→ STORED RECORDS:
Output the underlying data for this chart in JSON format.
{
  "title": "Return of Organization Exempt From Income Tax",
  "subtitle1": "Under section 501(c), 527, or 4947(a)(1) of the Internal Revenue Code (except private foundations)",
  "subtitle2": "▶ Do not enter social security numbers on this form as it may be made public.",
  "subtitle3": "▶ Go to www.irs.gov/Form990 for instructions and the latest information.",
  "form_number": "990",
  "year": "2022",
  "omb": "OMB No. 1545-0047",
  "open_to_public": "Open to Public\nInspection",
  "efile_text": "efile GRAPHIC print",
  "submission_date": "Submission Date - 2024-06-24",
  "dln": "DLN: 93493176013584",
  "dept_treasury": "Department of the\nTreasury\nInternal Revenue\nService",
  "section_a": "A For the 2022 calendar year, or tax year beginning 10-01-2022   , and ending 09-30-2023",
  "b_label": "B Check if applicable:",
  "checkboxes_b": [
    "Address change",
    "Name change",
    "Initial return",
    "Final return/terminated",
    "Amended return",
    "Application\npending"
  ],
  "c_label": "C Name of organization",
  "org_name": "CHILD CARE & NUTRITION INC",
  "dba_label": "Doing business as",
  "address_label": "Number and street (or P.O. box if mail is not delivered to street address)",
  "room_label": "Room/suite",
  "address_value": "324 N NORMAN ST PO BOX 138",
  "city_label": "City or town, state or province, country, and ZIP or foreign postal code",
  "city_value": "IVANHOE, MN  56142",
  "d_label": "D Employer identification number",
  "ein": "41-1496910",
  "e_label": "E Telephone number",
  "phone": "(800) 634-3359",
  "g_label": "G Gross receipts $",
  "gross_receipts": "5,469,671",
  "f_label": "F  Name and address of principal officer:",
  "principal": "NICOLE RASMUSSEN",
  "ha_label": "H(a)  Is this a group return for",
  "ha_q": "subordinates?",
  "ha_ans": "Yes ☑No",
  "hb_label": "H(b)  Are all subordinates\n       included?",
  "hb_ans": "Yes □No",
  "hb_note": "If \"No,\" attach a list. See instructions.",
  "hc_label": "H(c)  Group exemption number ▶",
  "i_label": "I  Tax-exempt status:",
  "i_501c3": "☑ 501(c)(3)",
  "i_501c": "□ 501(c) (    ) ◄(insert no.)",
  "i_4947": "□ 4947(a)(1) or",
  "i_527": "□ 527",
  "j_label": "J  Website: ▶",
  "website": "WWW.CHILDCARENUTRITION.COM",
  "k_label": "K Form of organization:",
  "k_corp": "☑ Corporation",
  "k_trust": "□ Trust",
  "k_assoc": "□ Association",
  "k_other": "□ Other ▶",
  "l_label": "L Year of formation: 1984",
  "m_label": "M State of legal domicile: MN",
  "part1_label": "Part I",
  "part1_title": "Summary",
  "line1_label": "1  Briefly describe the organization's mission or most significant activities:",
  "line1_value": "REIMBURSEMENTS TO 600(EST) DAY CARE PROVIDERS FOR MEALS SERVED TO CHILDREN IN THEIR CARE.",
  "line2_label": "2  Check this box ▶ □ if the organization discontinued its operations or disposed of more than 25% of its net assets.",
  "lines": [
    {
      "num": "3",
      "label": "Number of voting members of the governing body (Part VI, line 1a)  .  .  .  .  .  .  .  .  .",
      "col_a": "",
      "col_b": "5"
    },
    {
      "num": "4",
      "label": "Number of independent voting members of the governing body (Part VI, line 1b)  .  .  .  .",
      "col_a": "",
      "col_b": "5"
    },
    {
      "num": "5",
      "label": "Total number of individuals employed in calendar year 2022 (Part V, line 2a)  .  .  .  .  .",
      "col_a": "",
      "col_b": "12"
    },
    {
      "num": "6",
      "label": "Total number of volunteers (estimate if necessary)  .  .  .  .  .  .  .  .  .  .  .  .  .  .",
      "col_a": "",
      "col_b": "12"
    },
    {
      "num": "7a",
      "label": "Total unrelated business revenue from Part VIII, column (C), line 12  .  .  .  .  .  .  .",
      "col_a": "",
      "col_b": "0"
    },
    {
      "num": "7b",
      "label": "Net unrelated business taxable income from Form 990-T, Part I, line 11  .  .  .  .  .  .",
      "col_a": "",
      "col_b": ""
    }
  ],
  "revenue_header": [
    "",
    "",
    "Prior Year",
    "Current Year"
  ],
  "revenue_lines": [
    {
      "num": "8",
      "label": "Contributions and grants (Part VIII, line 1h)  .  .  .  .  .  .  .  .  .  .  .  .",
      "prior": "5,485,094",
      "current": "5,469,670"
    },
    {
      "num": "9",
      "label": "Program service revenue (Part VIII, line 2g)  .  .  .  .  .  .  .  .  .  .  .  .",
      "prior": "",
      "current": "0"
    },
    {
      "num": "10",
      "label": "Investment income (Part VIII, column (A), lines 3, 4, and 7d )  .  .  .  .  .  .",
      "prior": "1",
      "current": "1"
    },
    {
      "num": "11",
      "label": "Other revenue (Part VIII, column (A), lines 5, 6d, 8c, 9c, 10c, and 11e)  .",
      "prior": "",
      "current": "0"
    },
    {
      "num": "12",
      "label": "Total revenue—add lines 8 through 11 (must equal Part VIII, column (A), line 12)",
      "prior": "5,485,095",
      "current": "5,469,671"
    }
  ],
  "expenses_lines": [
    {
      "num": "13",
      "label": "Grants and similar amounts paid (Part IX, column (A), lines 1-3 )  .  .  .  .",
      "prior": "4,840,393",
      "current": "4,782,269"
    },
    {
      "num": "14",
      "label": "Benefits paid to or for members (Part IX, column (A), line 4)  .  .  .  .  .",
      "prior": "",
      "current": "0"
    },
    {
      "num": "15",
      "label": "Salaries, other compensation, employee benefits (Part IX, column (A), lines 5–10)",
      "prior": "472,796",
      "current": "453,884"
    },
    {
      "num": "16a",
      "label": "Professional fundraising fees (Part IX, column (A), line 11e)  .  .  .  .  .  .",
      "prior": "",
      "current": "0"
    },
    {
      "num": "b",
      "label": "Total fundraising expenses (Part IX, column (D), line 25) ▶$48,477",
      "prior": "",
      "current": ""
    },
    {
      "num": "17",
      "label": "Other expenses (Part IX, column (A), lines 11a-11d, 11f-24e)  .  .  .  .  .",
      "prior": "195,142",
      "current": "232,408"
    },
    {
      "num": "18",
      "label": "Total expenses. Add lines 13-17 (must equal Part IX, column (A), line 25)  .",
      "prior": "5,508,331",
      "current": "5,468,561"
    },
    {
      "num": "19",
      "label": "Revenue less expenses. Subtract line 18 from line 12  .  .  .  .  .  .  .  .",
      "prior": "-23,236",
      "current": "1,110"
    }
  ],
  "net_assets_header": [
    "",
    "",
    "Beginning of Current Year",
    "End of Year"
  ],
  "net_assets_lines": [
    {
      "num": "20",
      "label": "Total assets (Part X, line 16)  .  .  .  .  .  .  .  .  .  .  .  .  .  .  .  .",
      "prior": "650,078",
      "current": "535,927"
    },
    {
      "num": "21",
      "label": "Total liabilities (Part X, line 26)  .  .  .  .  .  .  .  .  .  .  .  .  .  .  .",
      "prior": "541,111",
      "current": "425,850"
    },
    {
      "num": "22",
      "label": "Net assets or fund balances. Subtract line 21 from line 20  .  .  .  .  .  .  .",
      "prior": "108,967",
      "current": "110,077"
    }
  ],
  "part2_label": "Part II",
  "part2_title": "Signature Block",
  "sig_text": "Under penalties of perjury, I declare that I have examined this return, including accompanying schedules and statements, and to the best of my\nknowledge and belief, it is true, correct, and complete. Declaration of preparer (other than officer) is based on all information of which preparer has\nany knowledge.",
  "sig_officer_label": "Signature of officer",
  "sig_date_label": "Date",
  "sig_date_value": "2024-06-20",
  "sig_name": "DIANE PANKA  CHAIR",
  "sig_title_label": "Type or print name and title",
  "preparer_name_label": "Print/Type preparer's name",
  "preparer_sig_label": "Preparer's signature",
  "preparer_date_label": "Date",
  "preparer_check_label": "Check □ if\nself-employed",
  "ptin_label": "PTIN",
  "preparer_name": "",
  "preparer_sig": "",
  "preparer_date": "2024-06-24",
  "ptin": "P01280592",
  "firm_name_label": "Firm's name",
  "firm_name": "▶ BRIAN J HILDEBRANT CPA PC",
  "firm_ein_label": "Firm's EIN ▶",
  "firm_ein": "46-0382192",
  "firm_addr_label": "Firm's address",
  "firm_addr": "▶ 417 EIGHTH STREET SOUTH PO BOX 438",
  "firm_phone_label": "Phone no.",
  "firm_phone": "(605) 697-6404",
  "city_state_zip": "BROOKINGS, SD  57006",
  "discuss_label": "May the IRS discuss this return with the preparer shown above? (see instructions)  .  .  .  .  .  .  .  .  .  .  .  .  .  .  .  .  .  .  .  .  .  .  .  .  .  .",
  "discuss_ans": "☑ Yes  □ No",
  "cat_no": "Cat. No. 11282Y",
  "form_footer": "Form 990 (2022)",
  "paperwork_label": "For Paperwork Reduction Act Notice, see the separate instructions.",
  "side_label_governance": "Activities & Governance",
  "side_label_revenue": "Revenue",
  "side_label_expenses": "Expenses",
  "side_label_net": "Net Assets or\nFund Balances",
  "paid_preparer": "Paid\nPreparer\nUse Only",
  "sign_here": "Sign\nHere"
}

→ WHAT IS NEEDED:
Identify lines with the string "body". Copy each one.

→ ANSWER TO THIS TASK:
      "label": "Number of voting members of the governing body (Part VI, line 1a)  .  .  .  .  .  .  .  .  .",
      "label": "Number of independent voting members of the governing body (Part VI, line 1b)  .  .  .  .",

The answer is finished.